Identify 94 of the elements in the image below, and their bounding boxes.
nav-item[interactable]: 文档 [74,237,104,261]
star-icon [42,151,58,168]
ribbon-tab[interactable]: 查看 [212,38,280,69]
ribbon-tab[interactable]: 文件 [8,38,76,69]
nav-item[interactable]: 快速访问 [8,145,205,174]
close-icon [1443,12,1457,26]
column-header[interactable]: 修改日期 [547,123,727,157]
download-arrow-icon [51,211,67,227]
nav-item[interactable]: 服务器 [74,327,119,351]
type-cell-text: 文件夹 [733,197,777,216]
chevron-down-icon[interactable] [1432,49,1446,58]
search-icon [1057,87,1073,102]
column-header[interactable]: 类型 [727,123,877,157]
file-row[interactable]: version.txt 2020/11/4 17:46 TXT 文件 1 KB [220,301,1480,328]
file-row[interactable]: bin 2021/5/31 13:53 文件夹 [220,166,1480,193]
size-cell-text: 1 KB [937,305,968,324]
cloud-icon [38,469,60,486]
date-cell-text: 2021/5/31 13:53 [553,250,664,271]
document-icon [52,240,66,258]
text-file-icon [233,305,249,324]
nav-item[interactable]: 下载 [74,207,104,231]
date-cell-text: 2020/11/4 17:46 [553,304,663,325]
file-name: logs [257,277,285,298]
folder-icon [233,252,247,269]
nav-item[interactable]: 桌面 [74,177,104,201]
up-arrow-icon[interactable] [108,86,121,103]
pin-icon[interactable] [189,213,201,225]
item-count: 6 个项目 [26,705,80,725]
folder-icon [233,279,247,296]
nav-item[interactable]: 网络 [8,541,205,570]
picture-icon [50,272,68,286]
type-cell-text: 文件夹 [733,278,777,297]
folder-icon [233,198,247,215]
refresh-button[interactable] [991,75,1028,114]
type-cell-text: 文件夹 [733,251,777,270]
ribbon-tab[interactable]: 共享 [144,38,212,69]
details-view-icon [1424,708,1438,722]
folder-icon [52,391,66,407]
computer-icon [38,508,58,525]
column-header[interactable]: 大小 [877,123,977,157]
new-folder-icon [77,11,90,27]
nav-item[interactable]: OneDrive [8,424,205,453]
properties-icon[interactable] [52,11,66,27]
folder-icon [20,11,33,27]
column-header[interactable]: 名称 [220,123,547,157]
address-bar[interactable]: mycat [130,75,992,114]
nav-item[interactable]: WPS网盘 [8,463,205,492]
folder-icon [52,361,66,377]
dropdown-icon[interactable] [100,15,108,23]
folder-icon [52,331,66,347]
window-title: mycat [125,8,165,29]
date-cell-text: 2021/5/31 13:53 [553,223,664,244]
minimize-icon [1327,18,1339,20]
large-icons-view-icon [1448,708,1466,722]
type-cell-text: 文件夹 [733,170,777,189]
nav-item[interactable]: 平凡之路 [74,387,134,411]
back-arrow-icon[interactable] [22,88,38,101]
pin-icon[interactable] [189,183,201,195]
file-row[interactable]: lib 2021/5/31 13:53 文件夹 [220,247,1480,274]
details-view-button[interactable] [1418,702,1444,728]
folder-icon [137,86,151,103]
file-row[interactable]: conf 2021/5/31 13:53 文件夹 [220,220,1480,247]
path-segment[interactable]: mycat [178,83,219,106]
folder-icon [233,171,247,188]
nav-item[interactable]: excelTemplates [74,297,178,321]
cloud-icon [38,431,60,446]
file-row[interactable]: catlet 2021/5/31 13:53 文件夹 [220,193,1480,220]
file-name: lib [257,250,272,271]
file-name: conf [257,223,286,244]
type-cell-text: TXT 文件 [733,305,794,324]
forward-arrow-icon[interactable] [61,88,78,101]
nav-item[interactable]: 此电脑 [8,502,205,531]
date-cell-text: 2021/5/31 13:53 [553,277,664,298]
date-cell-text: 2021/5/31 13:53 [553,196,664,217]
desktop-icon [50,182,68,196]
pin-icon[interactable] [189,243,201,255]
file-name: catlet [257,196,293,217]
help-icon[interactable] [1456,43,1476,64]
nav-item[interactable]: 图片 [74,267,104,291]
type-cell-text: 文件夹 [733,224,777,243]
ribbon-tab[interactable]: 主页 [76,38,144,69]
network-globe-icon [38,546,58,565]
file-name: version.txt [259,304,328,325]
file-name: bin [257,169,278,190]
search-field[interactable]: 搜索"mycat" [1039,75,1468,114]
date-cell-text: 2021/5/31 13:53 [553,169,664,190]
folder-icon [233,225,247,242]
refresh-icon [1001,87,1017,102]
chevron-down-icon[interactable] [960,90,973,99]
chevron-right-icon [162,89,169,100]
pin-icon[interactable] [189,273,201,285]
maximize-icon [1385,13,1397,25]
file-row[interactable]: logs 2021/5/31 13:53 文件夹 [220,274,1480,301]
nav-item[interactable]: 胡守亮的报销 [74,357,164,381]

+--

Written problem ->
Output the entries from the start through the line that contains "nav-item[interactable]: 快速访问 [8,145,205,174]", inclusive, reproducing each line precisely as it appears.

Exercise solution ->
Identify 94 of the elements in the image below, and their bounding boxes.
nav-item[interactable]: 文档 [74,237,104,261]
star-icon [42,151,58,168]
ribbon-tab[interactable]: 查看 [212,38,280,69]
ribbon-tab[interactable]: 文件 [8,38,76,69]
nav-item[interactable]: 快速访问 [8,145,205,174]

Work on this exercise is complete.